▼
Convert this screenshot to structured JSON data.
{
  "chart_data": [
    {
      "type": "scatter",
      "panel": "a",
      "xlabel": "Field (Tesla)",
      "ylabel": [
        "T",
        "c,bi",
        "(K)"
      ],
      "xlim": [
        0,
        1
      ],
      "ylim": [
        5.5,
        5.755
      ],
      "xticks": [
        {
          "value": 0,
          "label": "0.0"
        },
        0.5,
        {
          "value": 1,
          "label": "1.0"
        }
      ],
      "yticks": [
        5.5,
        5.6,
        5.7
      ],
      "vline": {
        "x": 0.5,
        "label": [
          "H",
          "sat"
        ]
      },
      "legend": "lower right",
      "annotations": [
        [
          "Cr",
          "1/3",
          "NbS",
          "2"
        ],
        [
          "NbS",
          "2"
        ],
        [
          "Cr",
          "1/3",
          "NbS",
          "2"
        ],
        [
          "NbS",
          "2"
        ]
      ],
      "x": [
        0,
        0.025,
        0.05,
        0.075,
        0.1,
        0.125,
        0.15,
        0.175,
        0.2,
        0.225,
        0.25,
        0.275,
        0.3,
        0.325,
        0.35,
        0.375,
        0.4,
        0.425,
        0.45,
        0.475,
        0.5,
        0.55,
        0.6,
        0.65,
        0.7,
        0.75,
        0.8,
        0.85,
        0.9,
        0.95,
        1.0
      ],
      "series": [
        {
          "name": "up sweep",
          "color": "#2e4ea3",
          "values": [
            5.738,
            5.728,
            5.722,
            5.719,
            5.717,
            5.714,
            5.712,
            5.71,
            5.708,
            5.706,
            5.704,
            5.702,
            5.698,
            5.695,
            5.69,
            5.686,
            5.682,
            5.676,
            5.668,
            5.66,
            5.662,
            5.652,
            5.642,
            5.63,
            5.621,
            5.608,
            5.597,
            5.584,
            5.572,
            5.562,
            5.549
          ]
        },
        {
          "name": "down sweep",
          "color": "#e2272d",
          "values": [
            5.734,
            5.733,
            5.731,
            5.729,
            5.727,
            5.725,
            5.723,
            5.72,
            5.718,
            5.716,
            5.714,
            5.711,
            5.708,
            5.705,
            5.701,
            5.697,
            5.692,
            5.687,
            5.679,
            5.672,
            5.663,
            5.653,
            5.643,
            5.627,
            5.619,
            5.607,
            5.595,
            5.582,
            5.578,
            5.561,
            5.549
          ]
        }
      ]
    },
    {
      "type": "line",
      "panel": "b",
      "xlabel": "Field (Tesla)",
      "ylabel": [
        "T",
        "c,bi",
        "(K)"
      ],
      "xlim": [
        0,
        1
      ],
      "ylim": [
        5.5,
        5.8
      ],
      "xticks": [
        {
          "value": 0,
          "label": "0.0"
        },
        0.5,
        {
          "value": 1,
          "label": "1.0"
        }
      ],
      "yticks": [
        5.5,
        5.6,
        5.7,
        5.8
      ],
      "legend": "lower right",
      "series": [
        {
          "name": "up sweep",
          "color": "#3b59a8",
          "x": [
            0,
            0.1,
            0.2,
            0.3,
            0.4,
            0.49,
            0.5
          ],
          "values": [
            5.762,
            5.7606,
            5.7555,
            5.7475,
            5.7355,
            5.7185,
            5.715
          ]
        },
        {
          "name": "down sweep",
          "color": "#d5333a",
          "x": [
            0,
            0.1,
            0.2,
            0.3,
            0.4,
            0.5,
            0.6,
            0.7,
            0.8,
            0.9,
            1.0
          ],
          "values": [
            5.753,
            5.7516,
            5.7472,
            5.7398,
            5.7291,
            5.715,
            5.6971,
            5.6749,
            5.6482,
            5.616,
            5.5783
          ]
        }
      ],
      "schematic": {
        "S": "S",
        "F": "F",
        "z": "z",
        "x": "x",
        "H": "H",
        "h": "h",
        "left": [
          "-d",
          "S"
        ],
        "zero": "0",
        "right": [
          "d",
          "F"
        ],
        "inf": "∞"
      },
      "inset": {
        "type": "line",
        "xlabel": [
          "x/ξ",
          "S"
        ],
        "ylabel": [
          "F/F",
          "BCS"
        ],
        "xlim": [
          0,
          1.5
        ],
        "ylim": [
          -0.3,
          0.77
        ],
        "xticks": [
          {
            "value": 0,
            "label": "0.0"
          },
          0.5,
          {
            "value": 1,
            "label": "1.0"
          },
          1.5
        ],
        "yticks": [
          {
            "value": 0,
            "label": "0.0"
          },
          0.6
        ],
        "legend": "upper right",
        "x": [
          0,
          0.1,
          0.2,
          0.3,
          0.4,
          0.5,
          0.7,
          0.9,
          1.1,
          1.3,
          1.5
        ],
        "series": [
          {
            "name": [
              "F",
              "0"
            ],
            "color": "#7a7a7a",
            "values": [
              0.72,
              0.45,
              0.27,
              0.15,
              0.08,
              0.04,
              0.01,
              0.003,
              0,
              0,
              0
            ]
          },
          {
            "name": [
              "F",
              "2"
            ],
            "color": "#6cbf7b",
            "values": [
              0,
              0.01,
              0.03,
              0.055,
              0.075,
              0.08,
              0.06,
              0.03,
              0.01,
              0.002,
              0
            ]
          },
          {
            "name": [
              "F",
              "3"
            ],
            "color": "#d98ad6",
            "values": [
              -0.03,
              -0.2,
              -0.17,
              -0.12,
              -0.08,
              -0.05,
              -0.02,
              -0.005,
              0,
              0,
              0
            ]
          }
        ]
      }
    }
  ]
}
▲
GOAL OF THE EXERCISE: Output every entry shown above, exactly.

THE RESULT:
Convert this screenshot to structured JSON data.
{
  "chart_data": [
    {
      "type": "scatter",
      "panel": "a",
      "xlabel": "Field (Tesla)",
      "ylabel": [
        "T",
        "c,bi",
        "(K)"
      ],
      "xlim": [
        0,
        1
      ],
      "ylim": [
        5.5,
        5.755
      ],
      "xticks": [
        {
          "value": 0,
          "label": "0.0"
        },
        0.5,
        {
          "value": 1,
          "label": "1.0"
        }
      ],
      "yticks": [
        5.5,
        5.6,
        5.7
      ],
      "vline": {
        "x": 0.5,
        "label": [
          "H",
          "sat"
        ]
      },
      "legend": "lower right",
      "annotations": [
        [
          "Cr",
          "1/3",
          "NbS",
          "2"
        ],
        [
          "NbS",
          "2"
        ],
        [
          "Cr",
          "1/3",
          "NbS",
          "2"
        ],
        [
          "NbS",
          "2"
        ]
      ],
      "x": [
        0,
        0.025,
        0.05,
        0.075,
        0.1,
        0.125,
        0.15,
        0.175,
        0.2,
        0.225,
        0.25,
        0.275,
        0.3,
        0.325,
        0.35,
        0.375,
        0.4,
        0.425,
        0.45,
        0.475,
        0.5,
        0.55,
        0.6,
        0.65,
        0.7,
        0.75,
        0.8,
        0.85,
        0.9,
        0.95,
        1.0
      ],
      "series": [
        {
          "name": "up sweep",
          "color": "#2e4ea3",
          "values": [
            5.738,
            5.728,
            5.722,
            5.719,
            5.717,
            5.714,
            5.712,
            5.71,
            5.708,
            5.706,
            5.704,
            5.702,
            5.698,
            5.695,
            5.69,
            5.686,
            5.682,
            5.676,
            5.668,
            5.66,
            5.662,
            5.652,
            5.642,
            5.63,
            5.621,
            5.608,
            5.597,
            5.584,
            5.572,
            5.562,
            5.549
          ]
        },
        {
          "name": "down sweep",
          "color": "#e2272d",
          "values": [
            5.734,
            5.733,
            5.731,
            5.729,
            5.727,
            5.725,
            5.723,
            5.72,
            5.718,
            5.716,
            5.714,
            5.711,
            5.708,
            5.705,
            5.701,
            5.697,
            5.692,
            5.687,
            5.679,
            5.672,
            5.663,
            5.653,
            5.643,
            5.627,
            5.619,
            5.607,
            5.595,
            5.582,
            5.578,
            5.561,
            5.549
          ]
        }
      ]
    },
    {
      "type": "line",
      "panel": "b",
      "xlabel": "Field (Tesla)",
      "ylabel": [
        "T",
        "c,bi",
        "(K)"
      ],
      "xlim": [
        0,
        1
      ],
      "ylim": [
        5.5,
        5.8
      ],
      "xticks": [
        {
          "value": 0,
          "label": "0.0"
        },
        0.5,
        {
          "value": 1,
          "label": "1.0"
        }
      ],
      "yticks": [
        5.5,
        5.6,
        5.7,
        5.8
      ],
      "legend": "lower right",
      "series": [
        {
          "name": "up sweep",
          "color": "#3b59a8",
          "x": [
            0,
            0.1,
            0.2,
            0.3,
            0.4,
            0.49,
            0.5
          ],
          "values": [
            5.762,
            5.7606,
            5.7555,
            5.7475,
            5.7355,
            5.7185,
            5.715
          ]
        },
        {
          "name": "down sweep",
          "color": "#d5333a",
          "x": [
            0,
            0.1,
            0.2,
            0.3,
            0.4,
            0.5,
            0.6,
            0.7,
            0.8,
            0.9,
            1.0
          ],
          "values": [
            5.753,
            5.7516,
            5.7472,
            5.7398,
            5.7291,
            5.715,
            5.6971,
            5.6749,
            5.6482,
            5.616,
            5.5783
          ]
        }
      ],
      "schematic": {
        "S": "S",
        "F": "F",
        "z": "z",
        "x": "x",
        "H": "H",
        "h": "h",
        "left": [
          "-d",
          "S"
        ],
        "zero": "0",
        "right": [
          "d",
          "F"
        ],
        "inf": "∞"
      },
      "inset": {
        "type": "line",
        "xlabel": [
          "x/ξ",
          "S"
        ],
        "ylabel": [
          "F/F",
          "BCS"
        ],
        "xlim": [
          0,
          1.5
        ],
        "ylim": [
          -0.3,
          0.77
        ],
        "xticks": [
          {
            "value": 0,
            "label": "0.0"
          },
          0.5,
          {
            "value": 1,
            "label": "1.0"
          },
          1.5
        ],
        "yticks": [
          {
            "value": 0,
            "label": "0.0"
          },
          0.6
        ],
        "legend": "upper right",
        "x": [
          0,
          0.1,
          0.2,
          0.3,
          0.4,
          0.5,
          0.7,
          0.9,
          1.1,
          1.3,
          1.5
        ],
        "series": [
          {
            "name": [
              "F",
              "0"
            ],
            "color": "#7a7a7a",
            "values": [
              0.72,
              0.45,
              0.27,
              0.15,
              0.08,
              0.04,
              0.01,
              0.003,
              0,
              0,
              0
            ]
          },
          {
            "name": [
              "F",
              "2"
            ],
            "color": "#6cbf7b",
            "values": [
              0,
              0.01,
              0.03,
              0.055,
              0.075,
              0.08,
              0.06,
              0.03,
              0.01,
              0.002,
              0
            ]
          },
          {
            "name": [
              "F",
              "3"
            ],
            "color": "#d98ad6",
            "values": [
              -0.03,
              -0.2,
              -0.17,
              -0.12,
              -0.08,
              -0.05,
              -0.02,
              -0.005,
              0,
              0,
              0
            ]
          }
        ]
      }
    }
  ]
}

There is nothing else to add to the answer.